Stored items

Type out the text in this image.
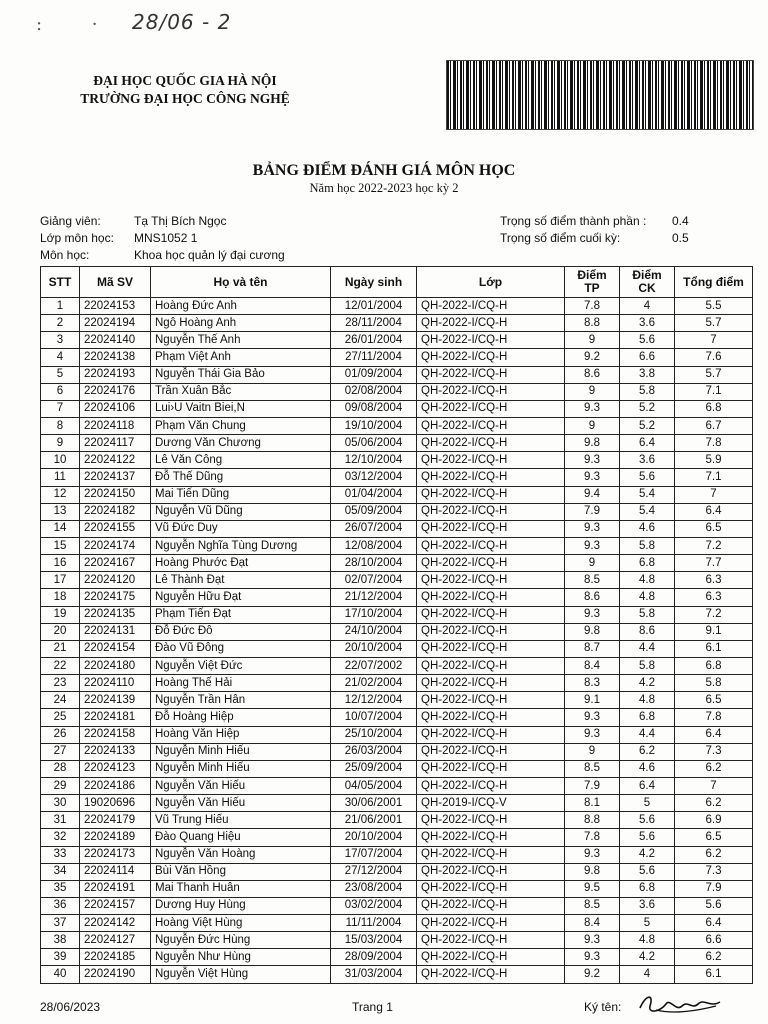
: · 28/06 - 2
ĐẠI HỌC QUỐC GIA HÀ NỘI
TRƯỜNG ĐẠI HỌC CÔNG NGHỆ
BẢNG ĐIỂM ĐÁNH GIÁ MÔN HỌC
Năm học 2022-2023 học kỳ 2
Giảng viên:	Tạ Thị Bích Ngọc
Lớp môn học: MNS1052 1
Môn học:	Khoa học quản lý đại cương
Trọng số điểm thành phần : 0.4
Trọng số điểm cuối kỳ:	0.5
STT	Mã SV	Họ và tên	Ngày sinh	Lớp	Điểm TP	Điểm CK	Tổng điểm
1	22024153	Hoàng Đức Anh	12/01/2004	QH-2022-I/CQ-H	7.8	4	5.5
2	22024194	Ngô Hoàng Anh	28/11/2004	QH-2022-I/CQ-H	8.8	3.6	5.7
3	22024140	Nguyễn Thế Anh	26/01/2004	QH-2022-I/CQ-H	9	5.6	7
4	22024138	Phạm Việt Anh	27/11/2004	QH-2022-I/CQ-H	9.2	6.6	7.6
5	22024193	Nguyễn Thái Gia Bảo	01/09/2004	QH-2022-I/CQ-H	8.6	3.8	5.7
6	22024176	Trần Xuân Bắc	02/08/2004	QH-2022-I/CQ-H	9	5.8	7.1
7	22024106	Lui›U Vaitn Biei,N	09/08/2004	QH-2022-I/CQ-H	9.3	5.2	6.8
8	22024118	Phạm Văn Chung	19/10/2004	QH-2022-I/CQ-H	9	5.2	6.7
9	22024117	Dương Văn Chương	05/06/2004	QH-2022-I/CQ-H	9.8	6.4	7.8
10	22024122	Lê Văn Công	12/10/2004	QH-2022-I/CQ-H	9.3	3.6	5.9
11	22024137	Đỗ Thế Dũng	03/12/2004	QH-2022-I/CQ-H	9.3	5.6	7.1
12	22024150	Mai Tiến Dũng	01/04/2004	QH-2022-I/CQ-H	9.4	5.4	7
13	22024182	Nguyễn Vũ Dũng	05/09/2004	QH-2022-I/CQ-H	7.9	5.4	6.4
14	22024155	Vũ Đức Duy	26/07/2004	QH-2022-I/CQ-H	9.3	4.6	6.5
15	22024174	Nguyễn Nghĩa Tùng Dương	12/08/2004	QH-2022-I/CQ-H	9.3	5.8	7.2
16	22024167	Hoàng Phước Đạt	28/10/2004	QH-2022-I/CQ-H	9	6.8	7.7
17	22024120	Lê Thành Đạt	02/07/2004	QH-2022-I/CQ-H	8.5	4.8	6.3
18	22024175	Nguyễn Hữu Đạt	21/12/2004	QH-2022-I/CQ-H	8.6	4.8	6.3
19	22024135	Phạm Tiến Đạt	17/10/2004	QH-2022-I/CQ-H	9.3	5.8	7.2
20	22024131	Đỗ Đức Đô	24/10/2004	QH-2022-I/CQ-H	9.8	8.6	9.1
21	22024154	Đào Vũ Đông	20/10/2004	QH-2022-I/CQ-H	8.7	4.4	6.1
22	22024180	Nguyễn Việt Đức	22/07/2002	QH-2022-I/CQ-H	8.4	5.8	6.8
23	22024110	Hoàng Thế Hải	21/02/2004	QH-2022-I/CQ-H	8.3	4.2	5.8
24	22024139	Nguyễn Trần Hân	12/12/2004	QH-2022-I/CQ-H	9.1	4.8	6.5
25	22024181	Đỗ Hoàng Hiệp	10/07/2004	QH-2022-I/CQ-H	9.3	6.8	7.8
26	22024158	Hoàng Văn Hiệp	25/10/2004	QH-2022-I/CQ-H	9.3	4.4	6.4
27	22024133	Nguyễn Minh Hiếu	26/03/2004	QH-2022-I/CQ-H	9	6.2	7.3
28	22024123	Nguyễn Minh Hiếu	25/09/2004	QH-2022-I/CQ-H	8.5	4.6	6.2
29	22024186	Nguyễn Văn Hiếu	04/05/2004	QH-2022-I/CQ-H	7.9	6.4	7
30	19020696	Nguyễn Văn Hiếu	30/06/2001	QH-2019-I/CQ-V	8.1	5	6.2
31	22024179	Vũ Trung Hiếu	21/06/2001	QH-2022-I/CQ-H	8.8	5.6	6.9
32	22024189	Đào Quang Hiệu	20/10/2004	QH-2022-I/CQ-H	7.8	5.6	6.5
33	22024173	Nguyễn Văn Hoàng	17/07/2004	QH-2022-I/CQ-H	9.3	4.2	6.2
34	22024114	Bùi Văn Hồng	27/12/2004	QH-2022-I/CQ-H	9.8	5.6	7.3
35	22024191	Mai Thanh Huân	23/08/2004	QH-2022-I/CQ-H	9.5	6.8	7.9
36	22024157	Dương Huy Hùng	03/02/2004	QH-2022-I/CQ-H	8.5	3.6	5.6
37	22024142	Hoàng Việt Hùng	11/11/2004	QH-2022-I/CQ-H	8.4	5	6.4
38	22024127	Nguyễn Đức Hùng	15/03/2004	QH-2022-I/CQ-H	9.3	4.8	6.6
39	22024185	Nguyễn Như Hùng	28/09/2004	QH-2022-I/CQ-H	9.3	4.2	6.2
40	22024190	Nguyễn Việt Hùng	31/03/2004	QH-2022-I/CQ-H	9.2	4	6.1
28/06/2023	Trang 1	Ký tên:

Stated goal
Leave the pictures out and copy the rest of the data exactly.

Task answer
Type out the text in this image.
: · 28/06 - 2
ĐẠI HỌC QUỐC GIA HÀ NỘI
TRƯỜNG ĐẠI HỌC CÔNG NGHỆ
BẢNG ĐIỂM ĐÁNH GIÁ MÔN HỌC
Năm học 2022-2023 học kỳ 2
Giảng viên:	Tạ Thị Bích Ngọc
Lớp môn học: MNS1052 1
Môn học:	Khoa học quản lý đại cương
Trọng số điểm thành phần : 0.4
Trọng số điểm cuối kỳ:	0.5
STT	Mã SV	Họ và tên	Ngày sinh	Lớp	Điểm TP	Điểm CK	Tổng điểm
1	22024153	Hoàng Đức Anh	12/01/2004	QH-2022-I/CQ-H	7.8	4	5.5
2	22024194	Ngô Hoàng Anh	28/11/2004	QH-2022-I/CQ-H	8.8	3.6	5.7
3	22024140	Nguyễn Thế Anh	26/01/2004	QH-2022-I/CQ-H	9	5.6	7
4	22024138	Phạm Việt Anh	27/11/2004	QH-2022-I/CQ-H	9.2	6.6	7.6
5	22024193	Nguyễn Thái Gia Bảo	01/09/2004	QH-2022-I/CQ-H	8.6	3.8	5.7
6	22024176	Trần Xuân Bắc	02/08/2004	QH-2022-I/CQ-H	9	5.8	7.1
7	22024106	Lui›U Vaitn Biei,N	09/08/2004	QH-2022-I/CQ-H	9.3	5.2	6.8
8	22024118	Phạm Văn Chung	19/10/2004	QH-2022-I/CQ-H	9	5.2	6.7
9	22024117	Dương Văn Chương	05/06/2004	QH-2022-I/CQ-H	9.8	6.4	7.8
10	22024122	Lê Văn Công	12/10/2004	QH-2022-I/CQ-H	9.3	3.6	5.9
11	22024137	Đỗ Thế Dũng	03/12/2004	QH-2022-I/CQ-H	9.3	5.6	7.1
12	22024150	Mai Tiến Dũng	01/04/2004	QH-2022-I/CQ-H	9.4	5.4	7
13	22024182	Nguyễn Vũ Dũng	05/09/2004	QH-2022-I/CQ-H	7.9	5.4	6.4
14	22024155	Vũ Đức Duy	26/07/2004	QH-2022-I/CQ-H	9.3	4.6	6.5
15	22024174	Nguyễn Nghĩa Tùng Dương	12/08/2004	QH-2022-I/CQ-H	9.3	5.8	7.2
16	22024167	Hoàng Phước Đạt	28/10/2004	QH-2022-I/CQ-H	9	6.8	7.7
17	22024120	Lê Thành Đạt	02/07/2004	QH-2022-I/CQ-H	8.5	4.8	6.3
18	22024175	Nguyễn Hữu Đạt	21/12/2004	QH-2022-I/CQ-H	8.6	4.8	6.3
19	22024135	Phạm Tiến Đạt	17/10/2004	QH-2022-I/CQ-H	9.3	5.8	7.2
20	22024131	Đỗ Đức Đô	24/10/2004	QH-2022-I/CQ-H	9.8	8.6	9.1
21	22024154	Đào Vũ Đông	20/10/2004	QH-2022-I/CQ-H	8.7	4.4	6.1
22	22024180	Nguyễn Việt Đức	22/07/2002	QH-2022-I/CQ-H	8.4	5.8	6.8
23	22024110	Hoàng Thế Hải	21/02/2004	QH-2022-I/CQ-H	8.3	4.2	5.8
24	22024139	Nguyễn Trần Hân	12/12/2004	QH-2022-I/CQ-H	9.1	4.8	6.5
25	22024181	Đỗ Hoàng Hiệp	10/07/2004	QH-2022-I/CQ-H	9.3	6.8	7.8
26	22024158	Hoàng Văn Hiệp	25/10/2004	QH-2022-I/CQ-H	9.3	4.4	6.4
27	22024133	Nguyễn Minh Hiếu	26/03/2004	QH-2022-I/CQ-H	9	6.2	7.3
28	22024123	Nguyễn Minh Hiếu	25/09/2004	QH-2022-I/CQ-H	8.5	4.6	6.2
29	22024186	Nguyễn Văn Hiếu	04/05/2004	QH-2022-I/CQ-H	7.9	6.4	7
30	19020696	Nguyễn Văn Hiếu	30/06/2001	QH-2019-I/CQ-V	8.1	5	6.2
31	22024179	Vũ Trung Hiếu	21/06/2001	QH-2022-I/CQ-H	8.8	5.6	6.9
32	22024189	Đào Quang Hiệu	20/10/2004	QH-2022-I/CQ-H	7.8	5.6	6.5
33	22024173	Nguyễn Văn Hoàng	17/07/2004	QH-2022-I/CQ-H	9.3	4.2	6.2
34	22024114	Bùi Văn Hồng	27/12/2004	QH-2022-I/CQ-H	9.8	5.6	7.3
35	22024191	Mai Thanh Huân	23/08/2004	QH-2022-I/CQ-H	9.5	6.8	7.9
36	22024157	Dương Huy Hùng	03/02/2004	QH-2022-I/CQ-H	8.5	3.6	5.6
37	22024142	Hoàng Việt Hùng	11/11/2004	QH-2022-I/CQ-H	8.4	5	6.4
38	22024127	Nguyễn Đức Hùng	15/03/2004	QH-2022-I/CQ-H	9.3	4.8	6.6
39	22024185	Nguyễn Như Hùng	28/09/2004	QH-2022-I/CQ-H	9.3	4.2	6.2
40	22024190	Nguyễn Việt Hùng	31/03/2004	QH-2022-I/CQ-H	9.2	4	6.1
28/06/2023	Trang 1	Ký tên:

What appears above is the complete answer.